---- Records to use

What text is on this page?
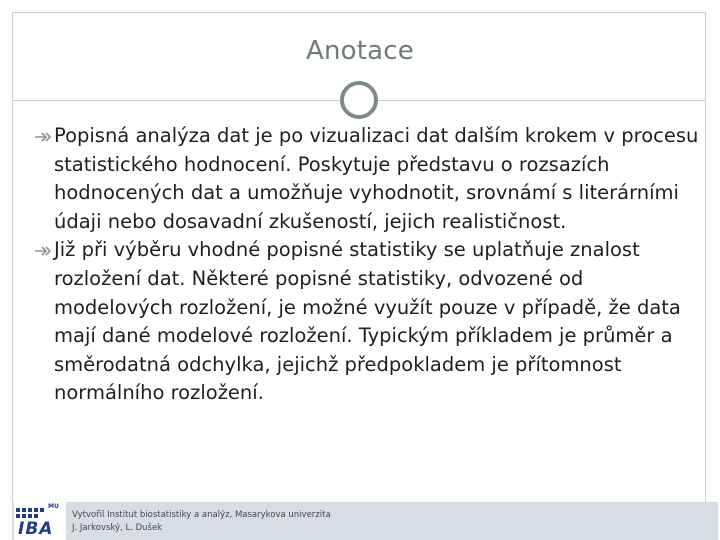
Anotace
Popisná analýza dat je po vizualizaci dat dalším krokem v procesu statistického hodnocení. Poskytuje představu o rozsazích hodnocených dat a umožňuje vyhodnotit, srovnámí s literárními údaji nebo dosavadní zkušeností, jejich realističnost.
Již při výběru vhodné popisné statistiky se uplatňuje znalost rozložení dat. Některé popisné statistiky, odvozené od modelových rozložení, je možné využít pouze v případě, že data mají dané modelové rozložení. Typickým příkladem je průměr a směrodatná odchylka, jejichž předpokladem je přítomnost normálního rozložení.
MU
IBA
Vytvořil Institut biostatistiky a analýz, Masarykova univerzita
J. Jarkovský, L. Dušek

--------

## Goal of the exercise
Please transcribe the material above exactly as written. Leave the pictures out.

## Exercise solution
What text is on this page?
Anotace
Popisná analýza dat je po vizualizaci dat dalším krokem v procesu statistického hodnocení. Poskytuje představu o rozsazích hodnocených dat a umožňuje vyhodnotit, srovnámí s literárními údaji nebo dosavadní zkušeností, jejich realističnost.
Již při výběru vhodné popisné statistiky se uplatňuje znalost rozložení dat. Některé popisné statistiky, odvozené od modelových rozložení, je možné využít pouze v případě, že data mají dané modelové rozložení. Typickým příkladem je průměr a směrodatná odchylka, jejichž předpokladem je přítomnost normálního rozložení.
MU
IBA
Vytvořil Institut biostatistiky a analýz, Masarykova univerzita
J. Jarkovský, L. Dušek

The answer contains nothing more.